Data items:
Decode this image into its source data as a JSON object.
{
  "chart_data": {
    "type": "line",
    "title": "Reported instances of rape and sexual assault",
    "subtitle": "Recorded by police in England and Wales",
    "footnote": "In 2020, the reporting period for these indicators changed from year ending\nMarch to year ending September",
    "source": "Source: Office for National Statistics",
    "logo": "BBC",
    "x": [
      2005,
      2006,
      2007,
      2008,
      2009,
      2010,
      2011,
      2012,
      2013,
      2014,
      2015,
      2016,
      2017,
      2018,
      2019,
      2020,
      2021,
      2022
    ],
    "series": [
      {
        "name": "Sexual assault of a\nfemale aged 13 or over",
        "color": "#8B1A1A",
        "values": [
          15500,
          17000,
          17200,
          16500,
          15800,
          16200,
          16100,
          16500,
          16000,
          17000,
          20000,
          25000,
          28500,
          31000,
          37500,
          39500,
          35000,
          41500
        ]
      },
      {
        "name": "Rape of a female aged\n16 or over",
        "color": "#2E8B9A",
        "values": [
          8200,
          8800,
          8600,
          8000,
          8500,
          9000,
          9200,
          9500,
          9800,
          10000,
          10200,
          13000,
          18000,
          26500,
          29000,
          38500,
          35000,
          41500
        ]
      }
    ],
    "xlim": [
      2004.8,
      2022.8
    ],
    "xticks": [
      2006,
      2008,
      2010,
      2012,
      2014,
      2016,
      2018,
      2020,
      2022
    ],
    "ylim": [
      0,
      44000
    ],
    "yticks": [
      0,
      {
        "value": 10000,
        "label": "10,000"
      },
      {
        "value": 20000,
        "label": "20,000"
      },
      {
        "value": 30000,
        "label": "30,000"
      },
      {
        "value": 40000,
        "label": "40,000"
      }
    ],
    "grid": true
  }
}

◆ STATED PROBLEM ◆
List all lines above in which the string "source" appears.

◆ WRITTEN REPLY ◆
Decode this image into its source data as a JSON object.
    "source": "Source: Office for National Statistics",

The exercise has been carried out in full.